* [Given instruction]:
Restate the data exactly as given and keep the pictures out.

------------------------------------

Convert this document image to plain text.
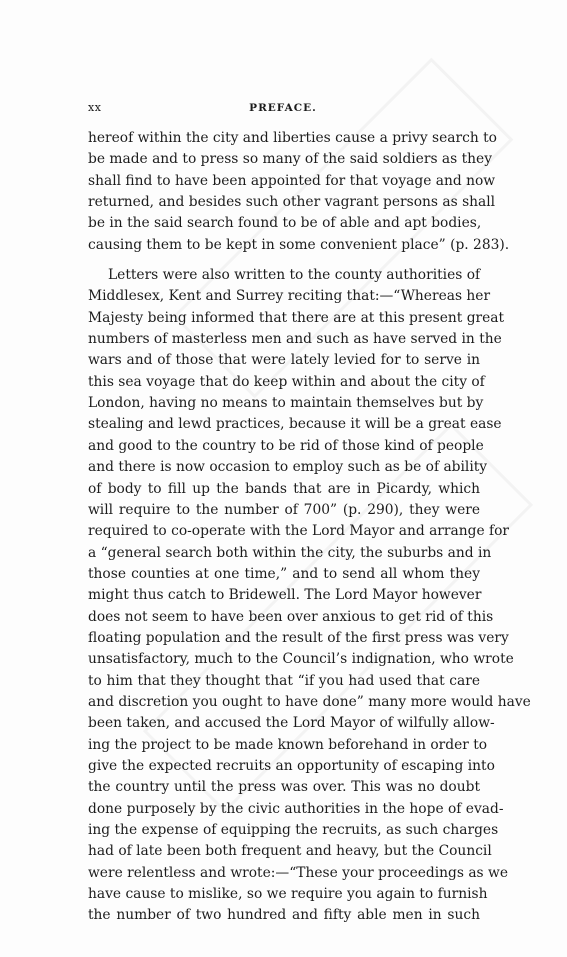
xx	PREFACE.
hereof within the city and liberties cause a privy search to
be made and to press so many of the said soldiers as they
shall find to have been appointed for that voyage and now
returned, and besides such other vagrant persons as shall
be in the said search found to be of able and apt bodies,
causing them to be kept in some convenient place” (p. 283).
Letters were also written to the county authorities of
Middlesex, Kent and Surrey reciting that:—“Whereas her
Majesty being informed that there are at this present great
numbers of masterless men and such as have served in the
wars and of those that were lately levied for to serve in
this sea voyage that do keep within and about the city of
London, having no means to maintain themselves but by
stealing and lewd practices, because it will be a great ease
and good to the country to be rid of those kind of people
and there is now occasion to employ such as be of ability
of body to fill up the bands that are in Picardy, which
will require to the number of 700” (p. 290), they were
required to co-operate with the Lord Mayor and arrange for
a “general search both within the city, the suburbs and in
those counties at one time,” and to send all whom they
might thus catch to Bridewell. The Lord Mayor however
does not seem to have been over anxious to get rid of this
floating population and the result of the first press was very
unsatisfactory, much to the Council’s indignation, who wrote
to him that they thought that “if you had used that care
and discretion you ought to have done” many more would have
been taken, and accused the Lord Mayor of wilfully allow-
ing the project to be made known beforehand in order to
give the expected recruits an opportunity of escaping into
the country until the press was over. This was no doubt
done purposely by the civic authorities in the hope of evad-
ing the expense of equipping the recruits, as such charges
had of late been both frequent and heavy, but the Council
were relentless and wrote:—“These your proceedings as we
have cause to mislike, so we require you again to furnish
the number of two hundred and fifty able men in such
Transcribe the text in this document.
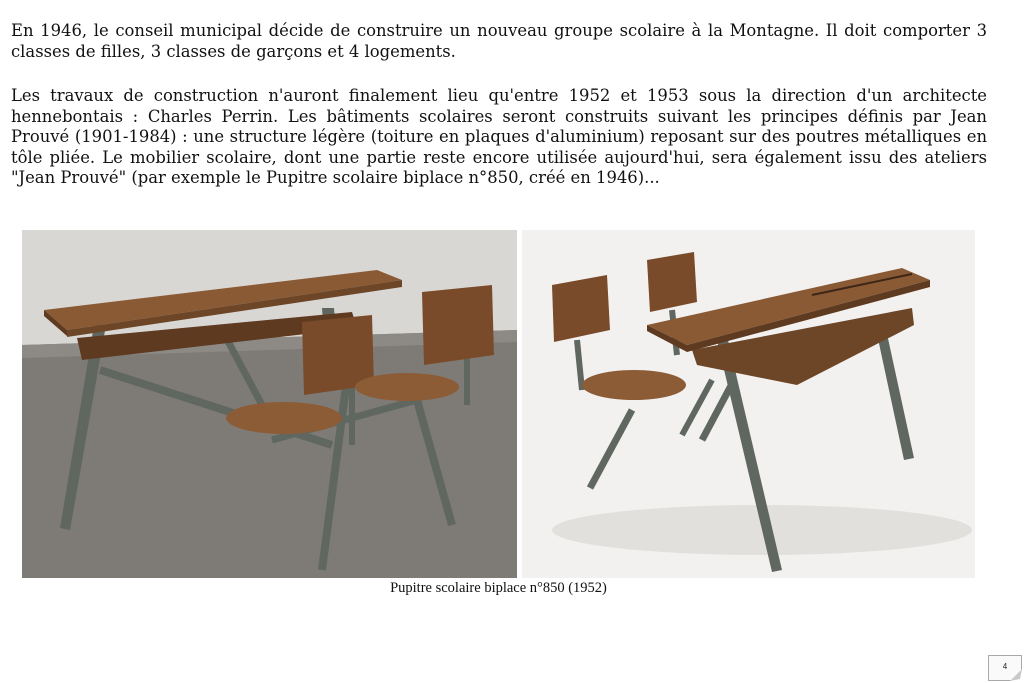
En 1946, le conseil municipal décide de construire un nouveau groupe scolaire à la Montagne. Il doit comporter 3 classes de filles, 3 classes de garçons et 4 logements.

Les travaux de construction n'auront finalement lieu qu'entre 1952 et 1953 sous la direction d'un architecte hennebontais : Charles Perrin. Les bâtiments scolaires seront construits suivant les principes définis par Jean Prouvé (1901-1984) : une structure légère (toiture en plaques d'aluminium) reposant sur des poutres métalliques en tôle pliée. Le mobilier scolaire, dont une partie reste encore utilisée aujourd'hui, sera également issu des ateliers "Jean Prouvé" (par exemple le Pupitre scolaire biplace n°850, créé en 1946)...

Pupitre scolaire biplace n°850 (1952)
4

------------------------------------

* [In response]:
Convert this document image to plain text.
xx	PREFACE.
hereof within the city and liberties cause a privy search to
be made and to press so many of the said soldiers as they
shall find to have been appointed for that voyage and now
returned, and besides such other vagrant persons as shall
be in the said search found to be of able and apt bodies,
causing them to be kept in some convenient place” (p. 283).
Letters were also written to the county authorities of
Middlesex, Kent and Surrey reciting that:—“Whereas her
Majesty being informed that there are at this present great
numbers of masterless men and such as have served in the
wars and of those that were lately levied for to serve in
this sea voyage that do keep within and about the city of
London, having no means to maintain themselves but by
stealing and lewd practices, because it will be a great ease
and good to the country to be rid of those kind of people
and there is now occasion to employ such as be of ability
of body to fill up the bands that are in Picardy, which
will require to the number of 700” (p. 290), they were
required to co-operate with the Lord Mayor and arrange for
a “general search both within the city, the suburbs and in
those counties at one time,” and to send all whom they
might thus catch to Bridewell. The Lord Mayor however
does not seem to have been over anxious to get rid of this
floating population and the result of the first press was very
unsatisfactory, much to the Council’s indignation, who wrote
to him that they thought that “if you had used that care
and discretion you ought to have done” many more would have
been taken, and accused the Lord Mayor of wilfully allow-
ing the project to be made known beforehand in order to
give the expected recruits an opportunity of escaping into
the country until the press was over. This was no doubt
done purposely by the civic authorities in the hope of evad-
ing the expense of equipping the recruits, as such charges
had of late been both frequent and heavy, but the Council
were relentless and wrote:—“These your proceedings as we
have cause to mislike, so we require you again to furnish
the number of two hundred and fifty able men in such
Transcribe the text in this document.
En 1946, le conseil municipal décide de construire un nouveau groupe scolaire à la Montagne. Il doit comporter 3 classes de filles, 3 classes de garçons et 4 logements.

Les travaux de construction n'auront finalement lieu qu'entre 1952 et 1953 sous la direction d'un architecte hennebontais : Charles Perrin. Les bâtiments scolaires seront construits suivant les principes définis par Jean Prouvé (1901-1984) : une structure légère (toiture en plaques d'aluminium) reposant sur des poutres métalliques en tôle pliée. Le mobilier scolaire, dont une partie reste encore utilisée aujourd'hui, sera également issu des ateliers "Jean Prouvé" (par exemple le Pupitre scolaire biplace n°850, créé en 1946)...

Pupitre scolaire biplace n°850 (1952)
4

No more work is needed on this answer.